■ TASK REQUIREMENTS
Can you turn the paragraph starting "Looking at the results" in the Semantic Web challenge post into a short bulleted list that keeps its main facts?

■ DOCUMENT PASSAGE
## Start

Thanks everyone for participating in the #SemWebRox Community Challenge!
Looking at the results (which have been pasted at the end of this article for convenience), I’m struck once again by the diversity of points of view in the Semantic Web community on what the key value of its technology really is. Over at Semantic University we summarized what we believe to be the two dominant camps (summary: AI-centric and flexible data management-centric) in the Semantic Web world, and the results of this exercise illustrate clearly that there are many nuances within those camps.
I’ll go into some highlights, but I think the why is still missing in many cases. It’s the classic features-not-value predicament that plagues technologists and frustrates technology marketers. We’re doing better, but we can and must do better still.

## End

■ DATA EXTRACT

## Start

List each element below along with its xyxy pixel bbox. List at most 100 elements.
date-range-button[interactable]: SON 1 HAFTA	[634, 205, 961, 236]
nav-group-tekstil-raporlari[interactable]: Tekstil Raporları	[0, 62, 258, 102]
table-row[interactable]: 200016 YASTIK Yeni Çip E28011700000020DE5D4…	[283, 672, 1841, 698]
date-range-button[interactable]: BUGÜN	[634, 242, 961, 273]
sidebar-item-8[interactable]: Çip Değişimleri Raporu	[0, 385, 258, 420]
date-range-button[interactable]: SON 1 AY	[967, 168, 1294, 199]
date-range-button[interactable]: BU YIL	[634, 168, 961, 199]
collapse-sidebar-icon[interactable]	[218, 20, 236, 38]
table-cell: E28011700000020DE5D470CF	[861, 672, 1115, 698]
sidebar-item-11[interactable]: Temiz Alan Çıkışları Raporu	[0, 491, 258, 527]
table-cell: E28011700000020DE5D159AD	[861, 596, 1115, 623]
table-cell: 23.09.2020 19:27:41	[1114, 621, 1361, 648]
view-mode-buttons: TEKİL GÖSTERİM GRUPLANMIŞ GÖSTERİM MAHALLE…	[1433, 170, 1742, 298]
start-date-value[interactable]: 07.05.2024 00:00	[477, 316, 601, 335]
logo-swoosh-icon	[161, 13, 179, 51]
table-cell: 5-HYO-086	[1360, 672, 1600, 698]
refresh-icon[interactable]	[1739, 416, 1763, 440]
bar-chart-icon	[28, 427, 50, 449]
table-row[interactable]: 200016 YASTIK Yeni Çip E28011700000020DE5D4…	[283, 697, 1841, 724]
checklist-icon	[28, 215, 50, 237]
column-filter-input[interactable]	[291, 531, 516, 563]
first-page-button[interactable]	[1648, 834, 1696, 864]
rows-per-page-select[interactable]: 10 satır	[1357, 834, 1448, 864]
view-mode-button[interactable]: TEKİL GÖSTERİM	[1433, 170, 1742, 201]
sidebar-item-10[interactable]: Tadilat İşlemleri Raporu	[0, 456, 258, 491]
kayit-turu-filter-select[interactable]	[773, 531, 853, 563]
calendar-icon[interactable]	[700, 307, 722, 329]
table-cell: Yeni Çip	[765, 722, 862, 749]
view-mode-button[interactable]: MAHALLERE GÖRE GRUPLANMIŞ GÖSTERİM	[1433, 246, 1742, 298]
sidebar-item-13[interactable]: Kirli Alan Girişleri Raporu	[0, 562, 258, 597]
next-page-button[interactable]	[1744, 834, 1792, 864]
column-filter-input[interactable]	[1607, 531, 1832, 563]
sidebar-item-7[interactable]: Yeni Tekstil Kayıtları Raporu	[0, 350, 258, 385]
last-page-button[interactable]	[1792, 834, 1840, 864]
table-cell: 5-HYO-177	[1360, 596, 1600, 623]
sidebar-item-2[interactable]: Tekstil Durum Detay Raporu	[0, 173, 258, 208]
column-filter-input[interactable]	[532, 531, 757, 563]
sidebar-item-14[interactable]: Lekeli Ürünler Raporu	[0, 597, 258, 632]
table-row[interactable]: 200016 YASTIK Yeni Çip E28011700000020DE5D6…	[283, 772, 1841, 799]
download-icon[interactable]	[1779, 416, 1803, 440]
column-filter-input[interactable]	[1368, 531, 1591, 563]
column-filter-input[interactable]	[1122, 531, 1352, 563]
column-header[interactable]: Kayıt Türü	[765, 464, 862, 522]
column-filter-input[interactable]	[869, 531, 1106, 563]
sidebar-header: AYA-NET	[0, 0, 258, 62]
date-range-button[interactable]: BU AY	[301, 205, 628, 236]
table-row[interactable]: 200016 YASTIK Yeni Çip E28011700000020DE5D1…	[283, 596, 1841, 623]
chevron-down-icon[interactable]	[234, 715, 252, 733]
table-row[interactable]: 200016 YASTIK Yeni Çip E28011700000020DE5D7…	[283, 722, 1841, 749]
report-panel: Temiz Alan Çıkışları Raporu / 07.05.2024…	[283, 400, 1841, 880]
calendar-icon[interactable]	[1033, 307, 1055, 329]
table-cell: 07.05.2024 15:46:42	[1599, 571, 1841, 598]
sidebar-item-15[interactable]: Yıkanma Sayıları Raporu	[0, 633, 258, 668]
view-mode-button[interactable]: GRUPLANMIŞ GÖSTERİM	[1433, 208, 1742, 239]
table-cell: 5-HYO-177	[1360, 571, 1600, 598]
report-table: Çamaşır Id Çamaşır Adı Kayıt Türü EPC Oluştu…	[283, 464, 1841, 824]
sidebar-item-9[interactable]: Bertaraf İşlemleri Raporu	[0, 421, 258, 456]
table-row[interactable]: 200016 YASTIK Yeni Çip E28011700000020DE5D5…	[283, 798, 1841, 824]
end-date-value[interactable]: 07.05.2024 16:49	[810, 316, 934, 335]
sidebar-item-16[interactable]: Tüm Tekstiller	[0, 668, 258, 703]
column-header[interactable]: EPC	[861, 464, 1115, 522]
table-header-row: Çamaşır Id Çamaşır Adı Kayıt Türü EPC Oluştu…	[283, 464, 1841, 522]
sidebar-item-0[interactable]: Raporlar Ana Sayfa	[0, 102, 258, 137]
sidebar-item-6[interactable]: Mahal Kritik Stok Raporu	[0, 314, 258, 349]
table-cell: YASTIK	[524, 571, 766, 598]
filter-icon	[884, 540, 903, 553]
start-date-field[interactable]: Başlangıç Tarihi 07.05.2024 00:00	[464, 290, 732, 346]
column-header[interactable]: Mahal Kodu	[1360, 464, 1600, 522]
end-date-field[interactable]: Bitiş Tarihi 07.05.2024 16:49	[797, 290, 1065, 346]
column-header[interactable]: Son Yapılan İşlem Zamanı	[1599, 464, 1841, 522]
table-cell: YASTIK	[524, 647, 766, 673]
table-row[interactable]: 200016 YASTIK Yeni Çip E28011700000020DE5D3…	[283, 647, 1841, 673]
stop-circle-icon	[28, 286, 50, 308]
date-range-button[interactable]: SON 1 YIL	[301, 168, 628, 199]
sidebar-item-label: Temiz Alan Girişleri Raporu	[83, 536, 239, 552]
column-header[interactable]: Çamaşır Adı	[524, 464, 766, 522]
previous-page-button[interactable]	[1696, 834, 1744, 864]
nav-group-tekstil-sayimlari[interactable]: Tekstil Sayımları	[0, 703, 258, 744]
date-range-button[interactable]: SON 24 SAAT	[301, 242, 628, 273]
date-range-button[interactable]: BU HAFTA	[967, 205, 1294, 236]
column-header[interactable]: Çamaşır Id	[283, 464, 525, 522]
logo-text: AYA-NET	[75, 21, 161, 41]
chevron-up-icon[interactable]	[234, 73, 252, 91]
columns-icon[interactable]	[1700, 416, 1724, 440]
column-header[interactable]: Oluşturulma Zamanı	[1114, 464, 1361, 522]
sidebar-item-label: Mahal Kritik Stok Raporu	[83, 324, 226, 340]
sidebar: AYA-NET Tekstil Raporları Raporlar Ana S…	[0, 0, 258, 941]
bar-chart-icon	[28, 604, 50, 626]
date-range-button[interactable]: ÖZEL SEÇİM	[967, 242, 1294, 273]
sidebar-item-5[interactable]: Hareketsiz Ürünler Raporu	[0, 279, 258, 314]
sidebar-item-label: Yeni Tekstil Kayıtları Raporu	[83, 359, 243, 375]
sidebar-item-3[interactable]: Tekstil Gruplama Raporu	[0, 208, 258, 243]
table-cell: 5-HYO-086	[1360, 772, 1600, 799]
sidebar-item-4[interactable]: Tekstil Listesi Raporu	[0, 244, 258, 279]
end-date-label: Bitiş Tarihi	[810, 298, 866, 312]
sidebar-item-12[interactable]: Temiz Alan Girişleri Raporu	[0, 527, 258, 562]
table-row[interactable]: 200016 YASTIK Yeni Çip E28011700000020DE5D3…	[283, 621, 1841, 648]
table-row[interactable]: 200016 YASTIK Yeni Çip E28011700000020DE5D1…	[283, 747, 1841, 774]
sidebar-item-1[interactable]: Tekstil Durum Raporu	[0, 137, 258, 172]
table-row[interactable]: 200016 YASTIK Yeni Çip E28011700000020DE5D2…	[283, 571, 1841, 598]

## End

■ COMPLETED EXERCISE
- The challenge results are pasted at the end of the article.
- They show again how varied the Semantic Web community's views are on the key value of its technology.
- Semantic University summarized two dominant camps: AI-centric and flexible data management-centric.
- The results show many nuances within those camps.